PROBLEM: List the lines of this listing that hold the word "Информатика".

[Data records]
----------
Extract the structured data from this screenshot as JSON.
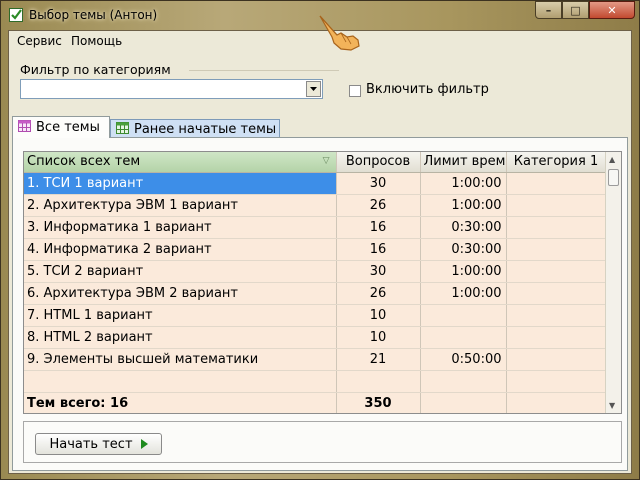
{
  "window": {
    "title": "Выбор темы (Антон)",
    "buttons": {
      "minimize": "–",
      "maximize": "□",
      "close": "✕"
    }
  },
  "menu": {
    "items": [
      "Сервис",
      "Помощь"
    ]
  },
  "filter": {
    "label": "Фильтр по категориям",
    "combo_value": "",
    "enable_label": "Включить фильтр",
    "enabled": false
  },
  "tabs": [
    {
      "label": "Все темы",
      "active": true
    },
    {
      "label": "Ранее начатые темы",
      "active": false
    }
  ],
  "grid": {
    "columns": [
      "Список всех тем",
      "Вопросов",
      "Лимит време",
      "Категория 1"
    ],
    "rows": [
      {
        "name": "1. ТСИ 1 вариант",
        "questions": "30",
        "limit": "1:00:00",
        "category": ""
      },
      {
        "name": "2. Архитектура ЭВМ 1 вариант",
        "questions": "26",
        "limit": "1:00:00",
        "category": ""
      },
      {
        "name": "3. Информатика 1 вариант",
        "questions": "16",
        "limit": "0:30:00",
        "category": ""
      },
      {
        "name": "4. Информатика 2 вариант",
        "questions": "16",
        "limit": "0:30:00",
        "category": ""
      },
      {
        "name": "5. ТСИ 2 вариант",
        "questions": "30",
        "limit": "1:00:00",
        "category": ""
      },
      {
        "name": "6. Архитектура ЭВМ 2 вариант",
        "questions": "26",
        "limit": "1:00:00",
        "category": ""
      },
      {
        "name": "7. HTML 1 вариант",
        "questions": "10",
        "limit": "",
        "category": ""
      },
      {
        "name": "8. HTML 2 вариант",
        "questions": "10",
        "limit": "",
        "category": ""
      },
      {
        "name": "9. Элементы высшей математики",
        "questions": "21",
        "limit": "0:50:00",
        "category": ""
      },
      {
        "name": "",
        "questions": "",
        "limit": "",
        "category": ""
      }
    ],
    "selected_row": 0,
    "total": {
      "label": "Тем всего: 16",
      "questions": "350"
    }
  },
  "start_button": {
    "label": "Начать тест"
  },
  "colors": {
    "selection": "#3d8ee8",
    "row_bg": "#fbeadb",
    "header_first": "#b4d3a8",
    "tab_inactive": "#cfe0f4"
  },
  "icons": [
    "app-check-icon",
    "table-icon",
    "play-icon",
    "dropdown-arrow-icon",
    "hand-cursor-icon"
  ]
}
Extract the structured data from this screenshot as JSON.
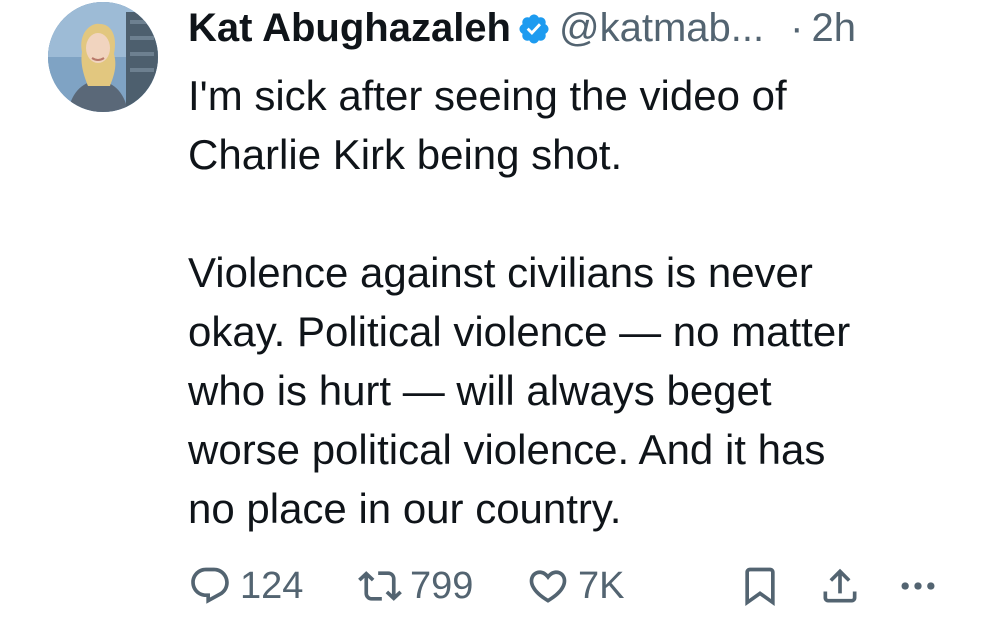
{
  "tweet": {
    "author": {
      "display_name": "Kat Abughazaleh",
      "handle": "@katmab...",
      "verified": true
    },
    "separator": "·",
    "time": "2h",
    "paragraphs": [
      [
        "I'm sick after seeing the video of",
        "Charlie Kirk being shot."
      ],
      [
        "Violence against civilians is never",
        "okay. Political violence — no matter",
        "who is hurt — will always beget",
        "worse political violence. And it has",
        "no place in our country."
      ]
    ],
    "actions": {
      "reply": {
        "icon": "reply-icon",
        "count": "124"
      },
      "retweet": {
        "icon": "retweet-icon",
        "count": "799"
      },
      "like": {
        "icon": "heart-icon",
        "count": "7K"
      },
      "bookmark": {
        "icon": "bookmark-icon"
      },
      "share": {
        "icon": "share-icon"
      },
      "more": {
        "icon": "more-icon"
      }
    },
    "colors": {
      "text": "#0f1419",
      "secondary": "#536471",
      "verified": "#1d9bf0"
    }
  }
}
----------
EXERCISE RESULT:
        "name": "3. Информатика 1 вариант",
        "name": "4. Информатика 2 вариант",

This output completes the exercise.